Records from a collection of figures

+---+

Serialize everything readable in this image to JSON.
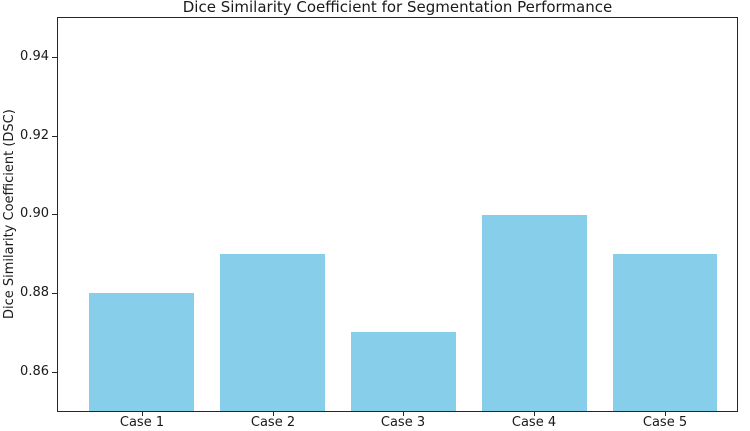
{
  "chart_data": {
    "type": "bar",
    "title": "Dice Similarity Coefficient for Segmentation Performance",
    "xlabel": "",
    "ylabel": "Dice Similarity Coefficient (DSC)",
    "categories": [
      "Case 1",
      "Case 2",
      "Case 3",
      "Case 4",
      "Case 5"
    ],
    "values": [
      0.88,
      0.89,
      0.87,
      0.9,
      0.89
    ],
    "ylim": [
      0.85,
      0.95
    ],
    "yticks": [
      0.86,
      0.88,
      0.9,
      0.92,
      0.94
    ],
    "ytick_labels": [
      "0.86",
      "0.88",
      "0.90",
      "0.92",
      "0.94"
    ],
    "xlim": [
      -0.64,
      4.55
    ],
    "bar_width": 0.8,
    "grid": false,
    "legend": "none",
    "colors": {
      "bar": "#87CEEB",
      "axis": "#262626",
      "text": "#1a1a1a",
      "background": "#ffffff"
    }
  }
}
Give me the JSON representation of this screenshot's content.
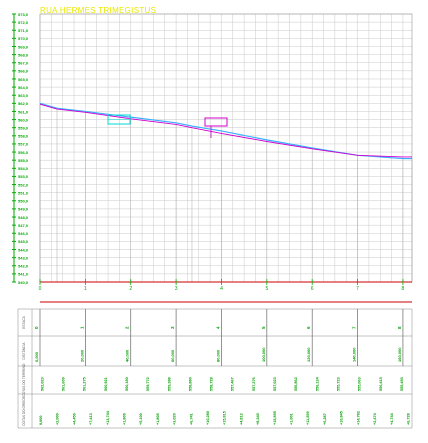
{
  "title": "RUA  HERMES  TRIMEGISTUS",
  "colors": {
    "grid": "#c8c8c8",
    "axis_green": "#00aa00",
    "terrain": "#3ab0ff",
    "project": "#d000d0",
    "box_cyan": "#00d8d8",
    "box_magenta": "#d000d0",
    "red_line": "#cc0000",
    "table_text": "#00a000"
  },
  "chart_data": {
    "type": "line",
    "ylim": [
      540.0,
      573.0
    ],
    "y_ticks": [
      "573,0",
      "572,0",
      "571,0",
      "570,0",
      "569,0",
      "568,0",
      "567,0",
      "566,0",
      "565,0",
      "564,0",
      "563,0",
      "562,0",
      "561,0",
      "560,0",
      "559,0",
      "558,0",
      "557,0",
      "556,0",
      "555,0",
      "554,0",
      "553,0",
      "552,0",
      "551,0",
      "550,0",
      "549,0",
      "548,0",
      "547,0",
      "546,0",
      "545,0",
      "544,0",
      "543,0",
      "542,0",
      "541,0",
      "540,0"
    ],
    "x_station_labels": [
      "0",
      "1",
      "2",
      "3",
      "4",
      "5",
      "6",
      "7",
      "8"
    ],
    "xlim": [
      0,
      164
    ],
    "series": [
      {
        "x": [
          0,
          7.5,
          20,
          40,
          60,
          67,
          80,
          100,
          120,
          140,
          160,
          164
        ],
        "y": [
          562.0,
          561.4,
          561.0,
          560.3,
          559.6,
          559.2,
          558.6,
          557.5,
          556.5,
          555.6,
          555.2,
          555.2
        ]
      },
      {
        "x": [
          0,
          7.5,
          20,
          40,
          60,
          67,
          80,
          100,
          120,
          140,
          160,
          164
        ],
        "y": [
          561.9,
          561.3,
          560.9,
          560.1,
          559.4,
          559.0,
          558.3,
          557.3,
          556.4,
          555.6,
          555.4,
          555.4
        ]
      }
    ]
  },
  "table": {
    "row_labels": [
      "ESTACA",
      "DISTÂNCIA",
      "COTAS DO TERRENO",
      "COTAS DO GREIDE"
    ],
    "estaca": [
      "0",
      "1",
      "2",
      "3",
      "4",
      "5",
      "6",
      "7",
      "8"
    ],
    "distancia": [
      "0,000",
      "20,000",
      "40,000",
      "60,000",
      "80,000",
      "100,000",
      "120,000",
      "140,000",
      "160,000"
    ],
    "cotas_terreno": [
      "562,023",
      "561,609",
      "561,275",
      "560,921",
      "560,180",
      "559,772",
      "559,388",
      "558,880",
      "558,728",
      "557,467",
      "557,276",
      "557,023",
      "556,862",
      "556,124",
      "555,723",
      "555,063",
      "556,415",
      "555,493"
    ],
    "cotas_greide": [
      "0,000",
      "+2,000",
      "+4,450",
      "+7,413",
      "+13,744",
      "+1,809",
      "+5,100",
      "+1,805",
      "+3,020",
      "+6,741",
      "+10,280",
      "+15,815",
      "+4,812",
      "+8,340",
      "+15,895",
      "+1,001",
      "+11,559",
      "+6,287",
      "+10,845",
      "+14,782",
      "+2,474",
      "+4,744",
      "+6,728"
    ]
  }
}
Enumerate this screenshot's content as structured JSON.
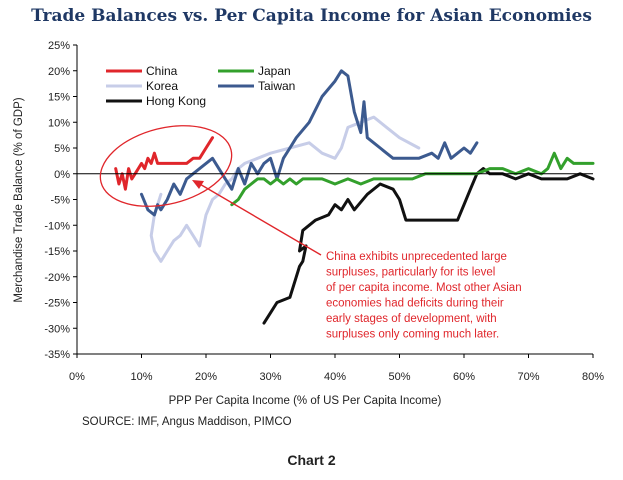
{
  "chart_data": {
    "type": "line",
    "title": "Trade Balances vs. Per Capita Income for Asian Economies",
    "xlabel": "PPP Per Capita Income (% of US Per Capita Income)",
    "ylabel": "Merchandise Trade Balance (% of GDP)",
    "xlim": [
      0,
      80
    ],
    "ylim": [
      -35,
      25
    ],
    "x_ticks": [
      "0%",
      "10%",
      "20%",
      "30%",
      "40%",
      "50%",
      "60%",
      "70%",
      "80%"
    ],
    "y_ticks": [
      "25%",
      "20%",
      "15%",
      "10%",
      "5%",
      "0%",
      "-5%",
      "-10%",
      "-15%",
      "-20%",
      "-25%",
      "-30%",
      "-35%"
    ],
    "legend": "top-left",
    "series": [
      {
        "name": "Korea",
        "color": "#c7cde8",
        "x": [
          13,
          12,
          11.5,
          12,
          12.5,
          13,
          14,
          15,
          16,
          17,
          18,
          19,
          20,
          21,
          22,
          23,
          24,
          25,
          26,
          28,
          30,
          33,
          36,
          38,
          40,
          41,
          42,
          44,
          46,
          48,
          50,
          53
        ],
        "y": [
          -4,
          -8,
          -12,
          -15,
          -16,
          -17,
          -15,
          -13,
          -12,
          -10,
          -12,
          -14,
          -8,
          -5,
          -4,
          -2,
          -1,
          1,
          2,
          3,
          4,
          5,
          6,
          4,
          3,
          5,
          9,
          10,
          11,
          9,
          7,
          5
        ]
      },
      {
        "name": "Taiwan",
        "color": "#3c5a8f",
        "x": [
          10,
          11,
          12,
          12.5,
          13,
          14,
          15,
          16,
          17,
          19,
          21,
          23,
          24,
          25,
          26,
          27,
          28,
          29,
          30,
          31,
          32,
          33,
          34,
          36,
          38,
          40,
          41,
          42,
          43,
          44,
          44.5,
          45,
          46,
          47,
          48,
          49,
          50,
          52,
          53,
          55,
          56,
          57,
          58,
          60,
          61,
          62
        ],
        "y": [
          -4,
          -7,
          -8,
          -6,
          -7,
          -5,
          -2,
          -4,
          -1,
          1,
          3,
          -1,
          -3,
          1,
          -2,
          2,
          0,
          2,
          3,
          -1,
          3,
          5,
          7,
          10,
          15,
          18,
          20,
          19,
          12,
          8,
          14,
          7,
          6,
          5,
          4,
          3,
          3,
          3,
          3,
          4,
          3,
          6,
          3,
          5,
          4,
          6
        ]
      },
      {
        "name": "Hong Kong",
        "color": "#111111",
        "x": [
          29,
          30,
          31,
          33,
          34,
          34.5,
          35,
          35.5,
          34.5,
          35,
          37,
          39,
          40,
          41,
          42,
          43,
          45,
          47,
          49,
          50,
          51,
          53,
          55,
          57,
          59,
          60,
          61,
          62,
          63,
          64,
          66,
          68,
          70,
          72,
          74,
          76,
          78,
          80
        ],
        "y": [
          -29,
          -27,
          -25,
          -24,
          -20,
          -18,
          -17,
          -14,
          -15,
          -11,
          -9,
          -8,
          -6,
          -7,
          -5,
          -7,
          -4,
          -2,
          -3,
          -5,
          -9,
          -9,
          -9,
          -9,
          -9,
          -6,
          -3,
          0,
          1,
          0,
          0,
          -1,
          0,
          -1,
          -1,
          -1,
          0,
          -1
        ]
      },
      {
        "name": "Japan",
        "color": "#33a02c",
        "x": [
          24,
          25,
          26,
          27,
          28,
          29,
          30,
          31,
          32,
          33,
          34,
          35,
          36,
          38,
          40,
          42,
          44,
          46,
          48,
          50,
          52,
          54,
          56,
          58,
          60,
          62,
          64,
          66,
          68,
          70,
          72,
          73,
          74,
          75,
          76,
          77,
          78,
          80
        ],
        "y": [
          -6,
          -5,
          -3,
          -2,
          -1,
          -1,
          -2,
          -1,
          -2,
          -1,
          -2,
          -1,
          -1,
          -1,
          -2,
          -1,
          -2,
          -1,
          -1,
          -1,
          -1,
          0,
          0,
          0,
          0,
          0,
          1,
          1,
          0,
          1,
          0,
          1,
          4,
          1,
          3,
          2,
          2,
          2
        ]
      },
      {
        "name": "China",
        "color": "#e0262b",
        "x": [
          6,
          6.5,
          7,
          7.5,
          8,
          8.5,
          9,
          9.5,
          10,
          10.5,
          11,
          11.5,
          12,
          12.5,
          13,
          14,
          15,
          16,
          17,
          18,
          19,
          20,
          21
        ],
        "y": [
          1,
          -2,
          0,
          -3,
          1,
          -1,
          0,
          1,
          2,
          1,
          3,
          2,
          4,
          2,
          2,
          2,
          2,
          2,
          2,
          3,
          3,
          5,
          7
        ]
      }
    ],
    "annotation": "China exhibits unprecedented large surpluses, particularly for its level of per capita income. Most other Asian economies had deficits during their early stages of development, with surpluses only coming much later.",
    "source": "SOURCE:  IMF, Angus Maddison, PIMCO",
    "caption": "Chart 2",
    "grid": false
  }
}
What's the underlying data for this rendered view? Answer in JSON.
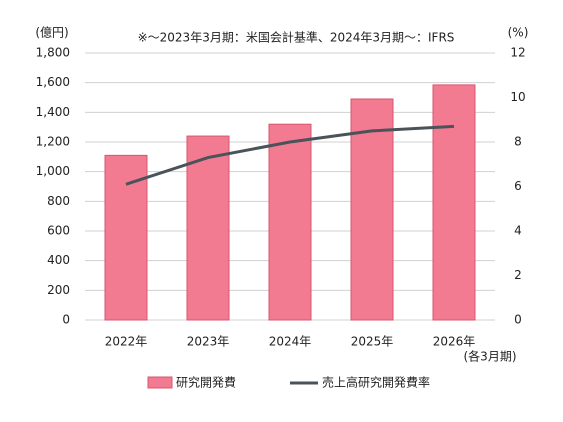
{
  "chart_data": {
    "type": "bar_line",
    "note": "※～2023年3月期：米国会計基準、2024年3月期～：IFRS",
    "y_label": "(億円)",
    "y2_label": "(%)",
    "x_note": "(各3月期)",
    "categories": [
      "2022年",
      "2023年",
      "2024年",
      "2025年",
      "2026年"
    ],
    "series": [
      {
        "name": "研究開発費",
        "type": "bar",
        "color": "#f27a91",
        "values": [
          1110,
          1240,
          1320,
          1490,
          1585
        ]
      },
      {
        "name": "売上高研究開発費率",
        "type": "line",
        "axis": "y2",
        "color": "#4b535a",
        "values": [
          6.1,
          7.3,
          8.0,
          8.5,
          8.7
        ]
      }
    ],
    "ylim": [
      0,
      1800
    ],
    "yticks": [
      0,
      200,
      400,
      600,
      800,
      {
        "value": 1000,
        "label": "1,000"
      },
      {
        "value": 1200,
        "label": "1,200"
      },
      {
        "value": 1400,
        "label": "1,400"
      },
      {
        "value": 1600,
        "label": "1,600"
      },
      {
        "value": 1800,
        "label": "1,800"
      }
    ],
    "y2lim": [
      0,
      12
    ],
    "y2ticks": [
      0,
      2,
      4,
      6,
      8,
      10,
      12
    ],
    "grid": true
  }
}
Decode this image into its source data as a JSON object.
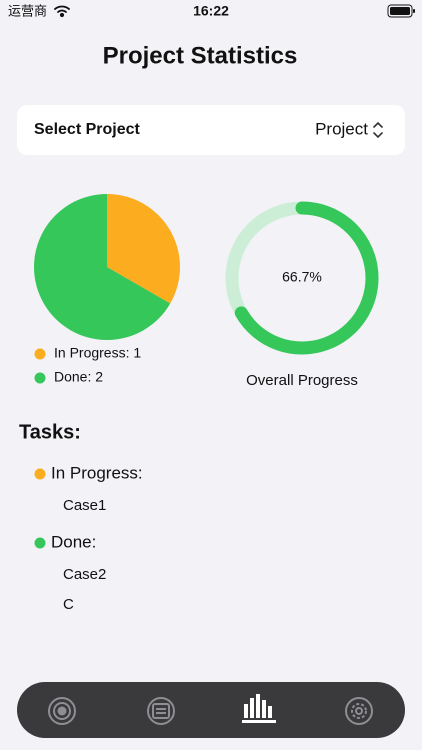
{
  "status_bar": {
    "carrier": "运营商",
    "time": "16:22"
  },
  "header": {
    "title": "Project Statistics"
  },
  "selector": {
    "label": "Select Project",
    "value": "Project"
  },
  "chart_data": [
    {
      "type": "pie",
      "categories": [
        "In Progress: 1",
        "Done: 2"
      ],
      "values": [
        1,
        2
      ],
      "colors": [
        "#fbad1f",
        "#35c759"
      ]
    },
    {
      "type": "gauge",
      "title": "Overall Progress",
      "values": [
        66.7
      ],
      "value_labels": [
        "66.7%"
      ],
      "ylim": [
        0,
        100
      ],
      "color": "#35c759",
      "track_color": "#cdeed6"
    }
  ],
  "tasks": {
    "title": "Tasks:",
    "groups": [
      {
        "name": "In Progress:",
        "color": "#fbad1f",
        "items": [
          "Case1"
        ]
      },
      {
        "name": "Done:",
        "color": "#35c759",
        "items": [
          "Case2",
          "C"
        ]
      }
    ]
  }
}
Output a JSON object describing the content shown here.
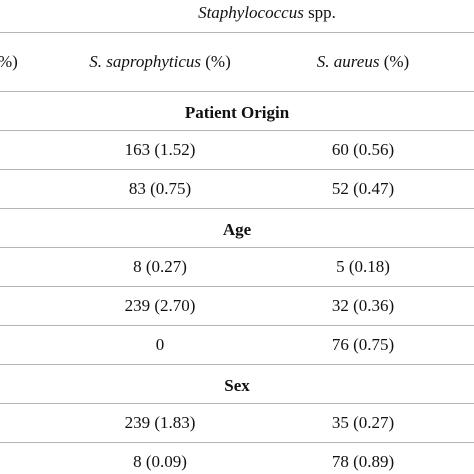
{
  "header": {
    "group_title": {
      "italic": "Staphylococcus",
      "text": "spp."
    },
    "columns": [
      {
        "text": "%)"
      },
      {
        "italic": "S. saprophyticus",
        "text": "(%)"
      },
      {
        "italic": "S. aureus",
        "text": "(%)"
      }
    ]
  },
  "sections": [
    {
      "title": "Patient Origin",
      "rows": [
        [
          "163 (1.52)",
          "60 (0.56)"
        ],
        [
          "83 (0.75)",
          "52 (0.47)"
        ]
      ]
    },
    {
      "title": "Age",
      "rows": [
        [
          "8 (0.27)",
          "5 (0.18)"
        ],
        [
          "239 (2.70)",
          "32 (0.36)"
        ],
        [
          "0",
          "76 (0.75)"
        ]
      ]
    },
    {
      "title": "Sex",
      "rows": [
        [
          "239 (1.83)",
          "35 (0.27)"
        ],
        [
          "8 (0.09)",
          "78 (0.89)"
        ]
      ]
    }
  ]
}
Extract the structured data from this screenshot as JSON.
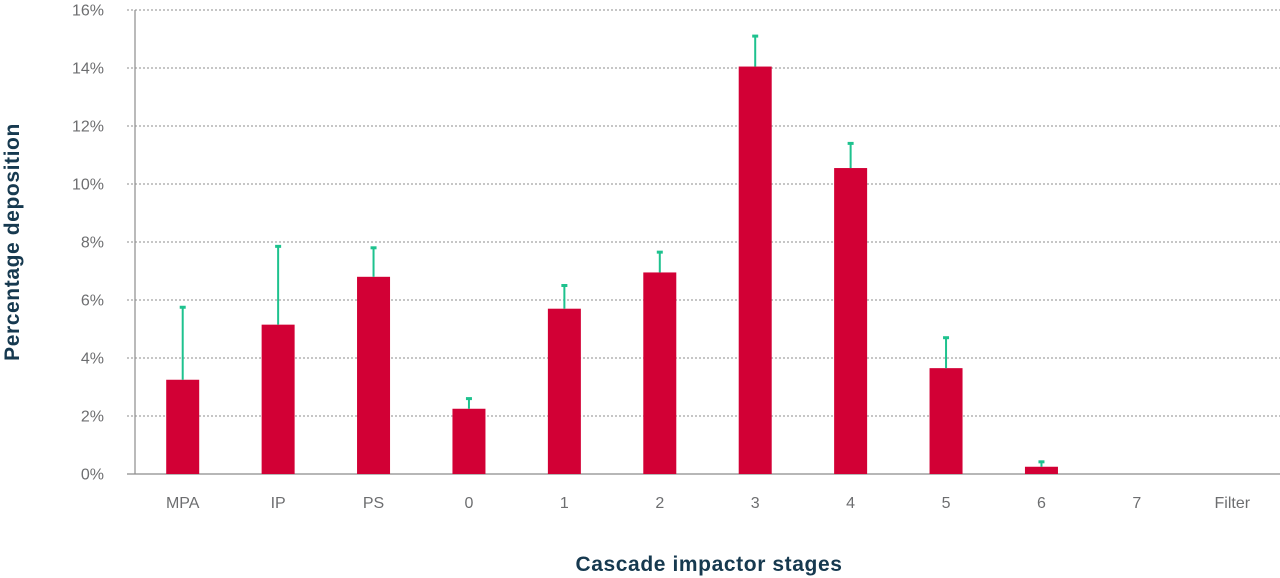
{
  "chart_data": {
    "type": "bar",
    "title": "",
    "xlabel": "Cascade impactor stages",
    "ylabel": "Percentage deposition",
    "categories": [
      "MPA",
      "IP",
      "PS",
      "0",
      "1",
      "2",
      "3",
      "4",
      "5",
      "6",
      "7",
      "Filter"
    ],
    "values": [
      3.25,
      5.15,
      6.8,
      2.25,
      5.7,
      6.95,
      14.05,
      10.55,
      3.65,
      0.25,
      0,
      0
    ],
    "error_upper": [
      5.75,
      7.85,
      7.8,
      2.6,
      6.5,
      7.65,
      15.1,
      11.4,
      4.7,
      0.42,
      null,
      null
    ],
    "ylim": [
      0,
      16
    ],
    "yticks": [
      0,
      2,
      4,
      6,
      8,
      10,
      12,
      14,
      16
    ],
    "ytick_labels": [
      "0%",
      "2%",
      "4%",
      "6%",
      "8%",
      "10%",
      "12%",
      "14%",
      "16%"
    ],
    "grid": true,
    "legend": "none",
    "colors": {
      "bar": "#d20035",
      "error_bar": "#1ec28e",
      "grid": "#8c8c8c",
      "axis": "#8c8c8c",
      "tick_label": "#6d6e70",
      "axis_title": "#16394f"
    }
  }
}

+---+

Given exercise
Search the data for "China". Copy every matching line.

Task solution
        "name": "China",
    "annotation": "China exhibits unprecedented large surpluses, particularly for its level of per capita income. Most other Asian economies had deficits during their early stages of development, with surpluses only coming much later.",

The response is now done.